Search the material for the word "carry" and copy each line that holds it.
** begin **
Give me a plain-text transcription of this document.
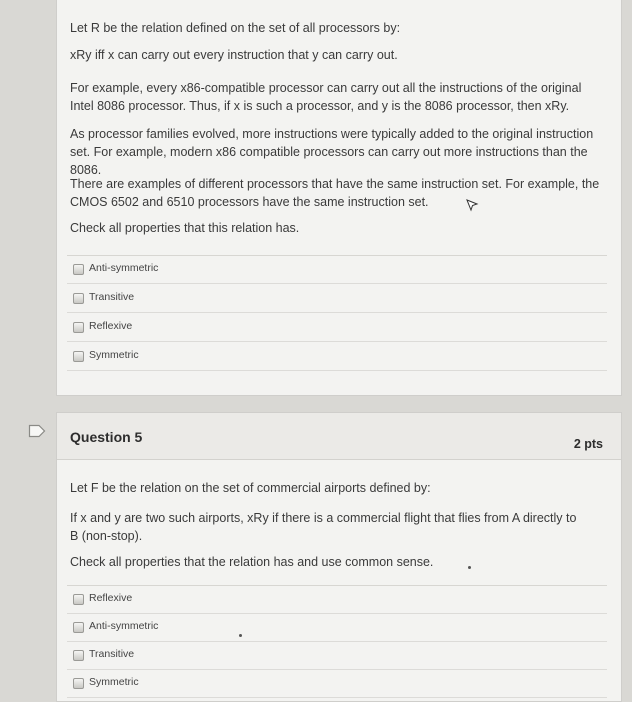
Let R be the relation defined on the set of all processors by:

xRy iff x can carry out every instruction that y can carry out.

For example, every x86-compatible processor can carry out all the instructions of the original Intel 8086 processor. Thus, if x is such a processor, and y is the 8086 processor, then xRy.

As processor families evolved, more instructions were typically added to the original instruction set. For example, modern x86 compatible processors can carry out more instructions than the 8086.

There are examples of different processors that have the same instruction set. For example, the CMOS 6502 and 6510 processors have the same instruction set.

Check all properties that this relation has.

Anti-symmetric
Transitive
Reflexive
Symmetric
Question 5	2 pts

Let F be the relation on the set of commercial airports defined by:

If x and y are two such airports, xRy if there is a commercial flight that flies from A directly to B (non-stop).

Check all properties that the relation has and use common sense.

Reflexive
Anti-symmetric
Transitive
Symmetric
** end **
Answer to this task:
xRy iff x can carry out every instruction that y can carry out.
For example, every x86-compatible processor can carry out all the instructions of the original Intel 8086 processor. Thus, if x is such a processor, and y is the 8086 processor, then xRy.
As processor families evolved, more instructions were typically added to the original instruction set. For example, modern x86 compatible processors can carry out more instructions than the 8086.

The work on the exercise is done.